- **Extracted records**
===============

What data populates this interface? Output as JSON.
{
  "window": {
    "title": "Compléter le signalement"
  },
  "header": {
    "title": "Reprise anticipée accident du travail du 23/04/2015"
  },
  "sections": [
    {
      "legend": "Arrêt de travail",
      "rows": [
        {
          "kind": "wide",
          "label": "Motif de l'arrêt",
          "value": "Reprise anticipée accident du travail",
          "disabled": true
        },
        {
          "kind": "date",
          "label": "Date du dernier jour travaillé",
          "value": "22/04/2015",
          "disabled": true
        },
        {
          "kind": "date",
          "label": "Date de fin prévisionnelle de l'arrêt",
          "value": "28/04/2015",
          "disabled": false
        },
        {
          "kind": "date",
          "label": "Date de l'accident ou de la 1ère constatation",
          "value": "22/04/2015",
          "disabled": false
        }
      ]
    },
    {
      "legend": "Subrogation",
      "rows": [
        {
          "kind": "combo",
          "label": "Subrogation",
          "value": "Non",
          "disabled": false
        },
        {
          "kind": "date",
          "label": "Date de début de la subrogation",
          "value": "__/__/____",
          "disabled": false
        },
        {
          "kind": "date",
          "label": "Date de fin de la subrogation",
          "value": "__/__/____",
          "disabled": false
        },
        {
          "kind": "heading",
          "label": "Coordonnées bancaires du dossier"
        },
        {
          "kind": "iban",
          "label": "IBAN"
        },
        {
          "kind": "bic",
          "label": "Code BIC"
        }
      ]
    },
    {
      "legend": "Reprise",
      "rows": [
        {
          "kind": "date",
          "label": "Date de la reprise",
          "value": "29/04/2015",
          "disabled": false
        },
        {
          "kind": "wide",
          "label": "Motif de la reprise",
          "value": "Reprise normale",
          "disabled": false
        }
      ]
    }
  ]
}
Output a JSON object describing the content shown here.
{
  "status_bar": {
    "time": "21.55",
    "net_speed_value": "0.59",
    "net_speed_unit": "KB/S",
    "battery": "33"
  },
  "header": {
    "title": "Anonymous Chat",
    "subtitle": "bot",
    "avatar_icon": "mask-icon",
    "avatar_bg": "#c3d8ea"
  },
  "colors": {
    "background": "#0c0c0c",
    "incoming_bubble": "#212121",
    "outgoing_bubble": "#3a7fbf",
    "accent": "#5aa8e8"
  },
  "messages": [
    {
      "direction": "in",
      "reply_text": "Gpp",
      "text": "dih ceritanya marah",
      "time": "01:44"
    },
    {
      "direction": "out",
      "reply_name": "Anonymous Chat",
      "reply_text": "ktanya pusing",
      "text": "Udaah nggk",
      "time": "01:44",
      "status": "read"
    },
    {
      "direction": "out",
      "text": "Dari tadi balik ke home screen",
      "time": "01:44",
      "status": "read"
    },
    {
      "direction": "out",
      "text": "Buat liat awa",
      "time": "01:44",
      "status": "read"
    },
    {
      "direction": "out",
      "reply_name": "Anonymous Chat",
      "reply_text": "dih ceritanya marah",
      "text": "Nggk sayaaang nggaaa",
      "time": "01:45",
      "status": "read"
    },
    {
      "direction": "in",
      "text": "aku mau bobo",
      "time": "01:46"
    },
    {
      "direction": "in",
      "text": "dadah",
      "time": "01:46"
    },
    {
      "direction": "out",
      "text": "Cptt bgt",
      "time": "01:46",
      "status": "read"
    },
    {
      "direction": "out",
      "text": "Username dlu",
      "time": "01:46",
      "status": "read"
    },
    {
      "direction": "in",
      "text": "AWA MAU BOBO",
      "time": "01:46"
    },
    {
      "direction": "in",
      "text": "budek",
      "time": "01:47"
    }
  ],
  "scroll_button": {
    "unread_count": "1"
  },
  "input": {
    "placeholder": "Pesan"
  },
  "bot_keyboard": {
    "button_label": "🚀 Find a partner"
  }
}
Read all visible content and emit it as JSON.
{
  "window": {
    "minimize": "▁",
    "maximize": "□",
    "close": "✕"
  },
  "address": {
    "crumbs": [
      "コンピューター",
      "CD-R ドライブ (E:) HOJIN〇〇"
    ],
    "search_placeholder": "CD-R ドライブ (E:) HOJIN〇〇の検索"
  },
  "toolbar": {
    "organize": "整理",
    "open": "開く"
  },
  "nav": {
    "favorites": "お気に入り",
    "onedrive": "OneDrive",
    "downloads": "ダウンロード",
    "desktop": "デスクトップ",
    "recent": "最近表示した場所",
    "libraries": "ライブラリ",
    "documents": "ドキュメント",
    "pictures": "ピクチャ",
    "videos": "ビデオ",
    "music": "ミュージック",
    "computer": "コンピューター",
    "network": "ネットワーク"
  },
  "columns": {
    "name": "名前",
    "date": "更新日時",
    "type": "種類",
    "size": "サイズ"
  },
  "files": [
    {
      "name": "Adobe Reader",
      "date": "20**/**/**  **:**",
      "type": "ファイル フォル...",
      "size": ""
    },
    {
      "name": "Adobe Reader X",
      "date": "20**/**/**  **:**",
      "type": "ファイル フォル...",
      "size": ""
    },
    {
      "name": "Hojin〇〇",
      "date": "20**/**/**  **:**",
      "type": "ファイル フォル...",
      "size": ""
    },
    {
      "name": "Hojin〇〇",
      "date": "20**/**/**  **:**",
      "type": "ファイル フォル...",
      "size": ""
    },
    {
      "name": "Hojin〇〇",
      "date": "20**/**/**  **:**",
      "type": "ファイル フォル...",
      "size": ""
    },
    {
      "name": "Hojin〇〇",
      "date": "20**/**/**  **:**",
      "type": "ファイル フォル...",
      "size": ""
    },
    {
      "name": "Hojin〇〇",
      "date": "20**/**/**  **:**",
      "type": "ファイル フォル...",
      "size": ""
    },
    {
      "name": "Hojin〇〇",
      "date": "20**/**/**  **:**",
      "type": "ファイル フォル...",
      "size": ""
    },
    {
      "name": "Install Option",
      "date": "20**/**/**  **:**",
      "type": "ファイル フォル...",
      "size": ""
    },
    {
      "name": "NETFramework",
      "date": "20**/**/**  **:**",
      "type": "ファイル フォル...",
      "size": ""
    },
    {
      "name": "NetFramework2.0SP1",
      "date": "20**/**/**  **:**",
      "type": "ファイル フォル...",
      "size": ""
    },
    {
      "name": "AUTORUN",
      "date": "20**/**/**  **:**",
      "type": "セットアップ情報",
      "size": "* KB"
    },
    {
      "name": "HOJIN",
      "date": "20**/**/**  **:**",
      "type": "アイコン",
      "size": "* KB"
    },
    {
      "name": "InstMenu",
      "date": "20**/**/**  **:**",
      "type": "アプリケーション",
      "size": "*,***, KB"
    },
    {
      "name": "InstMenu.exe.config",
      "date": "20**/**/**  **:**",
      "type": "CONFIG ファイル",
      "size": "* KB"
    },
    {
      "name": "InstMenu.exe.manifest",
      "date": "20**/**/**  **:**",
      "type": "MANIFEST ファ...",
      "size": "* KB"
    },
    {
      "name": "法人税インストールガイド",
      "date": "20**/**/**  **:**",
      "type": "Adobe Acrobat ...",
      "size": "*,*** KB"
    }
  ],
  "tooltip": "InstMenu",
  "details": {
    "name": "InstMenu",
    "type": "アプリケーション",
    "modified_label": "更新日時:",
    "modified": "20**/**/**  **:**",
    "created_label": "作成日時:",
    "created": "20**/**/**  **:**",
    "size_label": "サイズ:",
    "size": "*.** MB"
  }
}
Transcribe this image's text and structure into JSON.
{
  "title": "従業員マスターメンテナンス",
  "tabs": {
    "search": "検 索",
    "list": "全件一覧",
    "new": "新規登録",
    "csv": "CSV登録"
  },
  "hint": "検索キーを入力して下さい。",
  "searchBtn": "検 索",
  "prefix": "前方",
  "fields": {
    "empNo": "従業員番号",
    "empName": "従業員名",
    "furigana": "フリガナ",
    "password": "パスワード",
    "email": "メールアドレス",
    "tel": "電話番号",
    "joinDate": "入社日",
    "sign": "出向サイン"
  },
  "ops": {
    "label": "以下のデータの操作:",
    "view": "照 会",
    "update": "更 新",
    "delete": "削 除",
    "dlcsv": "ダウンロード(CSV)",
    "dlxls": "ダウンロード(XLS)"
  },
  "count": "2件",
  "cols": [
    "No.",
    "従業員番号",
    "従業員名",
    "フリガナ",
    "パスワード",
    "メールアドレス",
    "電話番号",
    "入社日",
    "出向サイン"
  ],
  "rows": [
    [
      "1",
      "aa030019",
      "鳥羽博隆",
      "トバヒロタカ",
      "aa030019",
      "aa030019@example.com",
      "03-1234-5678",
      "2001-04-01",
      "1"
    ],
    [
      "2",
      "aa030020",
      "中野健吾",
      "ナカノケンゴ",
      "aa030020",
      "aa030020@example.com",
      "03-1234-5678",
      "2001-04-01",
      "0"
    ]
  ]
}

===============

- **TASK DIRECTIONS**
Find all lines with "content" in them and copy each one.

- **OUTPUT OF THE EXERCISE**
Output a JSON object describing the content shown here.
Read all visible content and emit it as JSON.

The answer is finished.